▶ STATED TASK:
Using the listing below, select the lines with the word "data" and copy them.

+++

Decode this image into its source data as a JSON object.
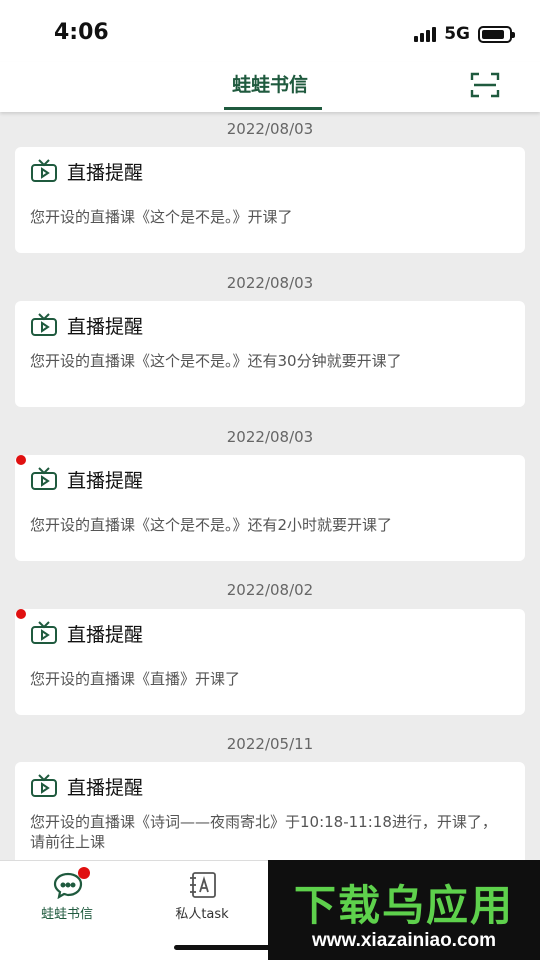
{
  "status_bar": {
    "time": "4:06",
    "network": "5G"
  },
  "header": {
    "title": "蛙蛙书信",
    "scan_icon": "scan-icon"
  },
  "notifications": [
    {
      "date": "2022/08/03",
      "title": "直播提醒",
      "message": "您开设的直播课《这个是不是。》开课了",
      "unread": false
    },
    {
      "date": "2022/08/03",
      "title": "直播提醒",
      "message": "您开设的直播课《这个是不是。》还有30分钟就要开课了",
      "unread": false
    },
    {
      "date": "2022/08/03",
      "title": "直播提醒",
      "message": "您开设的直播课《这个是不是。》还有2小时就要开课了",
      "unread": true
    },
    {
      "date": "2022/08/02",
      "title": "直播提醒",
      "message": "您开设的直播课《直播》开课了",
      "unread": true
    },
    {
      "date": "2022/05/11",
      "title": "直播提醒",
      "message": "您开设的直播课《诗词——夜雨寄北》于10:18-11:18进行，开课了，请前往上课",
      "unread": false
    }
  ],
  "tabs": [
    {
      "label": "蛙蛙书信",
      "icon": "chat-bubble-icon",
      "active": true,
      "badge": true
    },
    {
      "label": "私人task",
      "icon": "task-icon",
      "active": false,
      "badge": false
    }
  ],
  "watermark": {
    "logo": "下载乌应用",
    "url": "www.xiazainiao.com"
  },
  "colors": {
    "accent": "#1f5a3e",
    "badge": "#e01010",
    "background": "#ececec"
  }
}
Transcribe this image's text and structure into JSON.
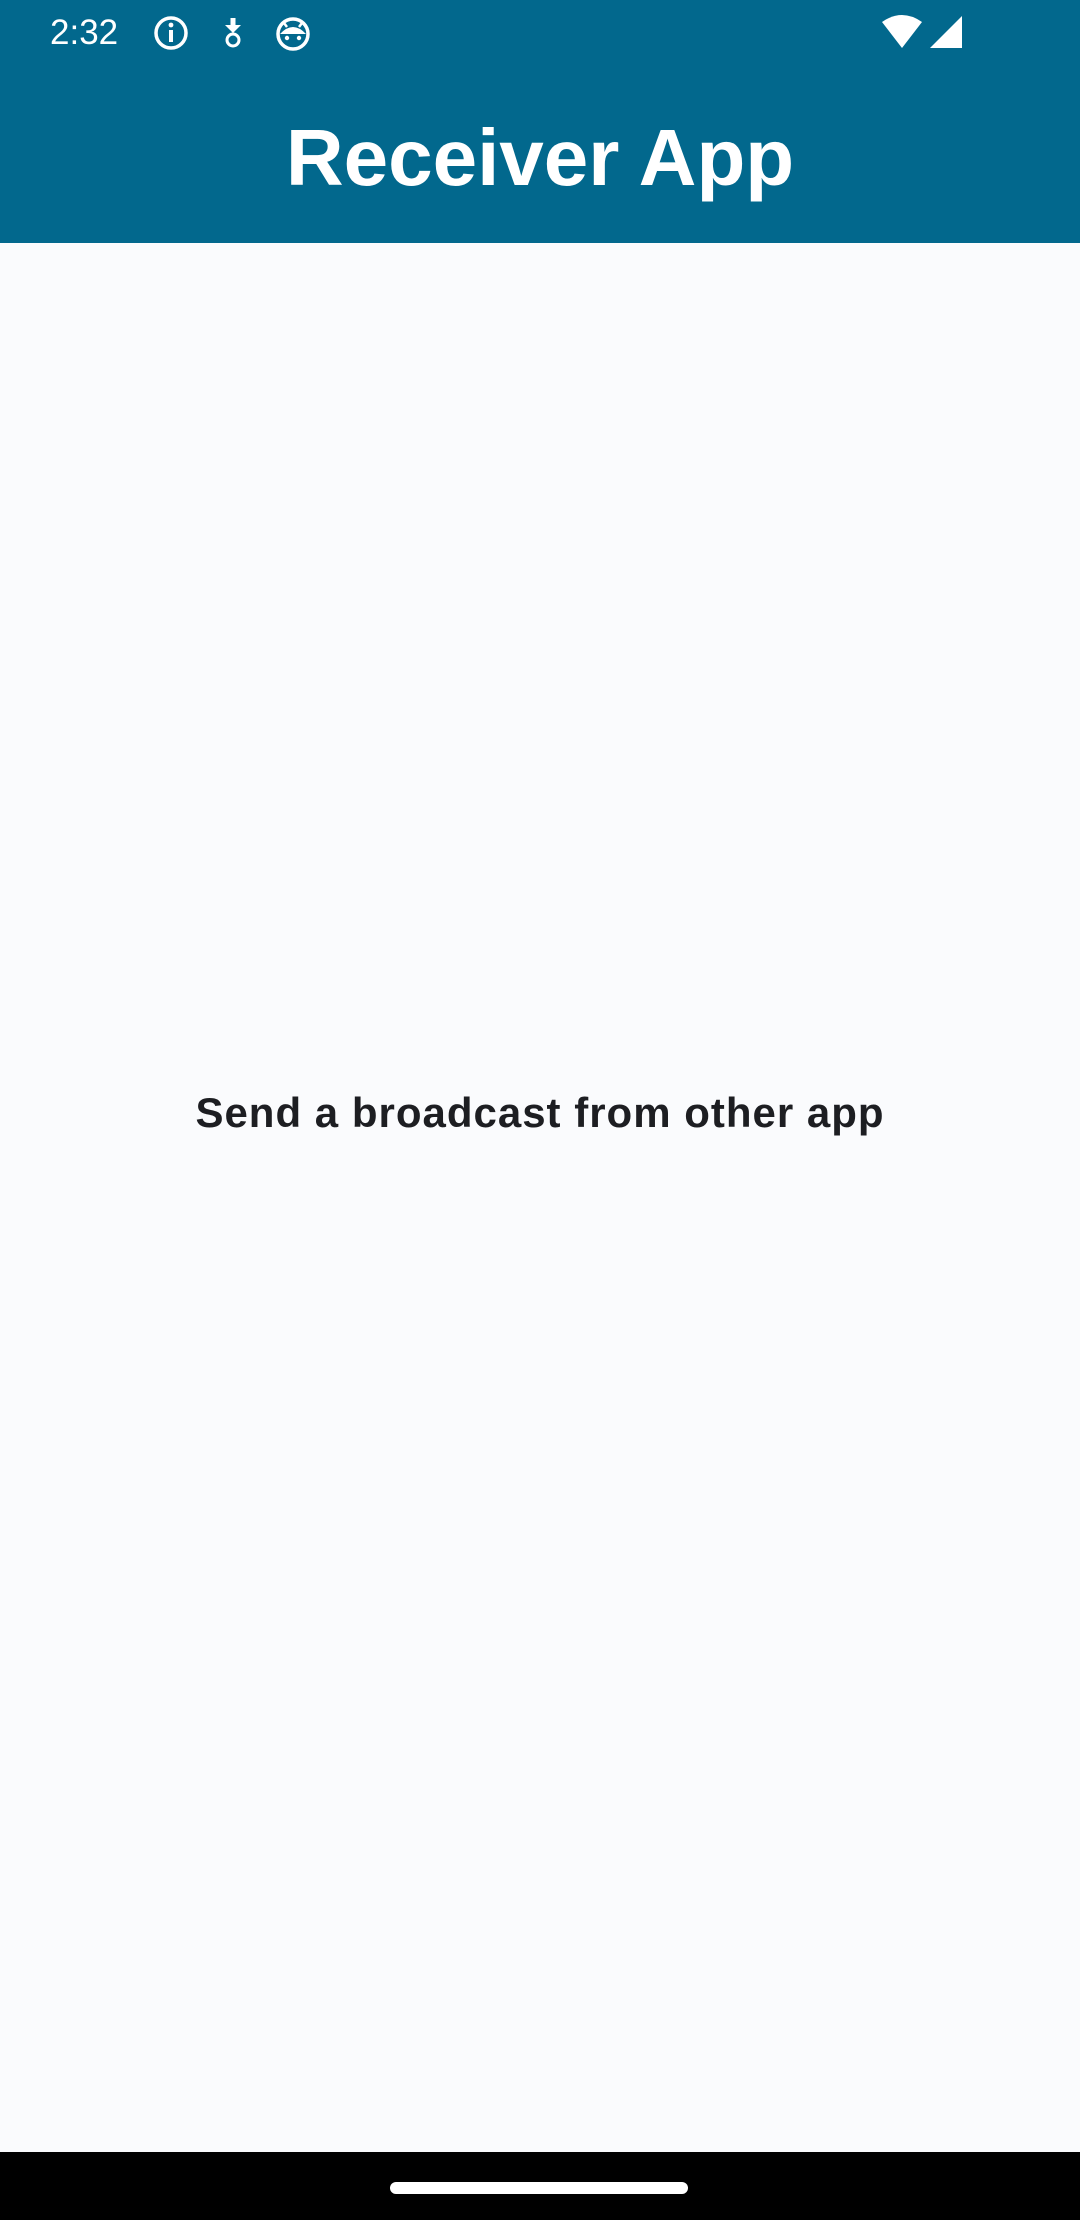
{
  "status_bar": {
    "time": "2:32",
    "icons_left": [
      "info-icon",
      "download-icon",
      "android-face-icon"
    ],
    "icons_right": [
      "wifi-icon",
      "signal-icon"
    ]
  },
  "app_bar": {
    "title": "Receiver App",
    "background_color": "#02688d",
    "text_color": "#ffffff"
  },
  "main": {
    "message": "Send a broadcast from other app",
    "background_color": "#fafbfd"
  },
  "navigation": {
    "handle": "home-gesture-handle"
  }
}
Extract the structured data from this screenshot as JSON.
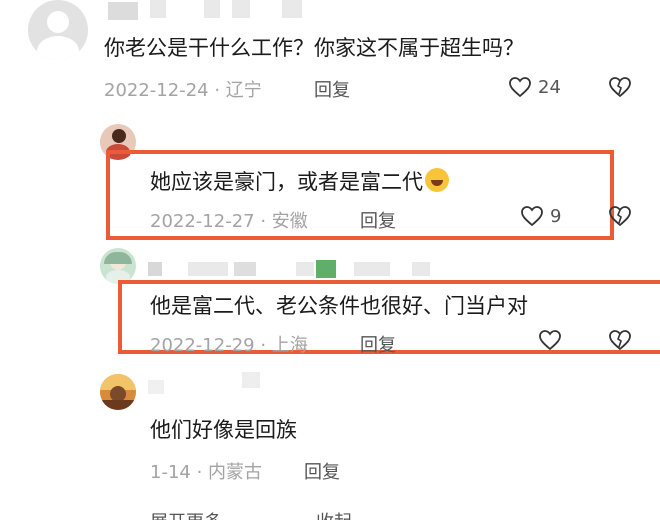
{
  "comments": [
    {
      "text": "你老公是干什么工作？你家这不属于超生吗？",
      "meta": "2022-12-24 · 辽宁",
      "reply": "回复",
      "likes": "24"
    },
    {
      "text": "她应该是豪门，或者是富二代",
      "meta": "2022-12-27 · 安徽",
      "reply": "回复",
      "likes": "9"
    },
    {
      "text": "他是富二代、老公条件也很好、门当户对",
      "meta": "2022-12-29 · 上海",
      "reply": "回复",
      "likes": ""
    },
    {
      "text": "他们好像是回族",
      "meta": "1-14 · 内蒙古",
      "reply": "回复"
    }
  ],
  "footer": {
    "expand_label": "展开更多",
    "collapse_label": "收起"
  },
  "colors": {
    "highlight": "#ea5b36",
    "meta": "#a3a3a3"
  },
  "icons": [
    "heart-outline-icon",
    "broken-heart-icon",
    "laughing-emoji-icon"
  ]
}
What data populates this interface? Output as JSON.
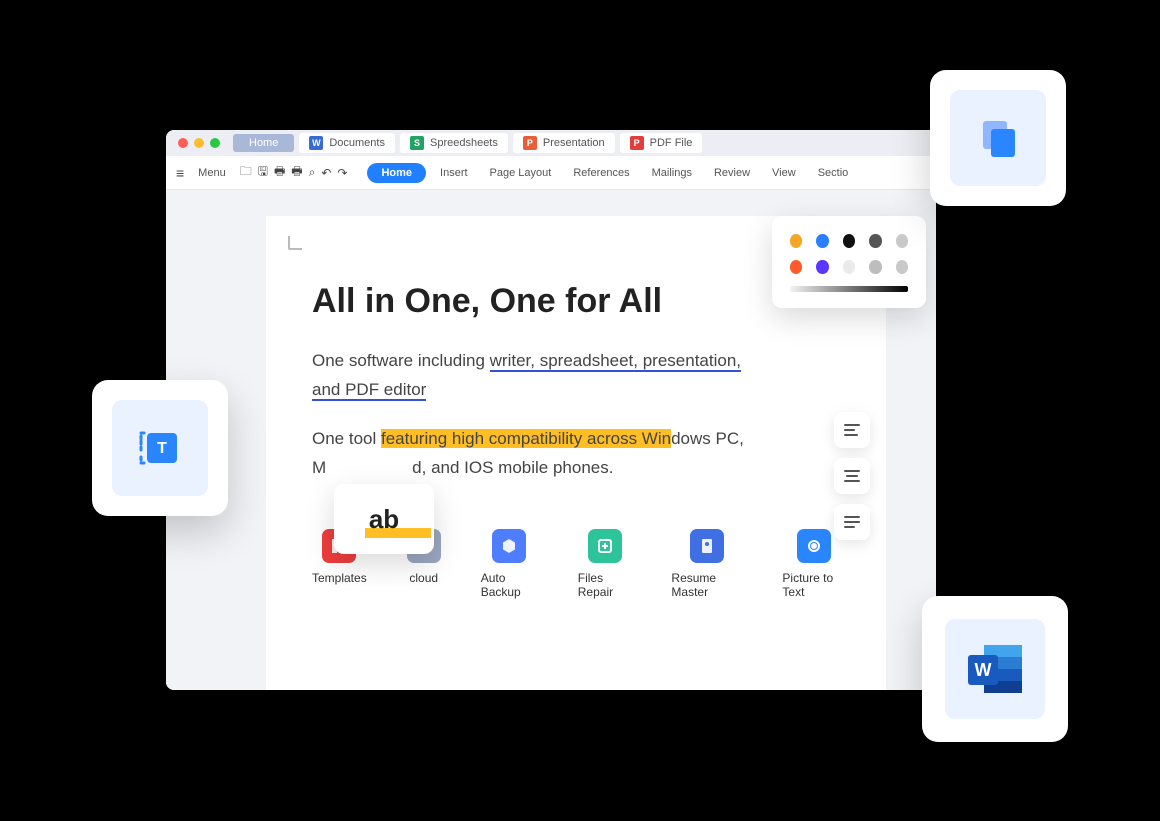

+++

▶ ANSWER TO THIS PROBLEM:
Decode this image into its source data as a JSON object.
Extract the structured data from this screenshot as JSON.
What data populates this interface? Output as JSON.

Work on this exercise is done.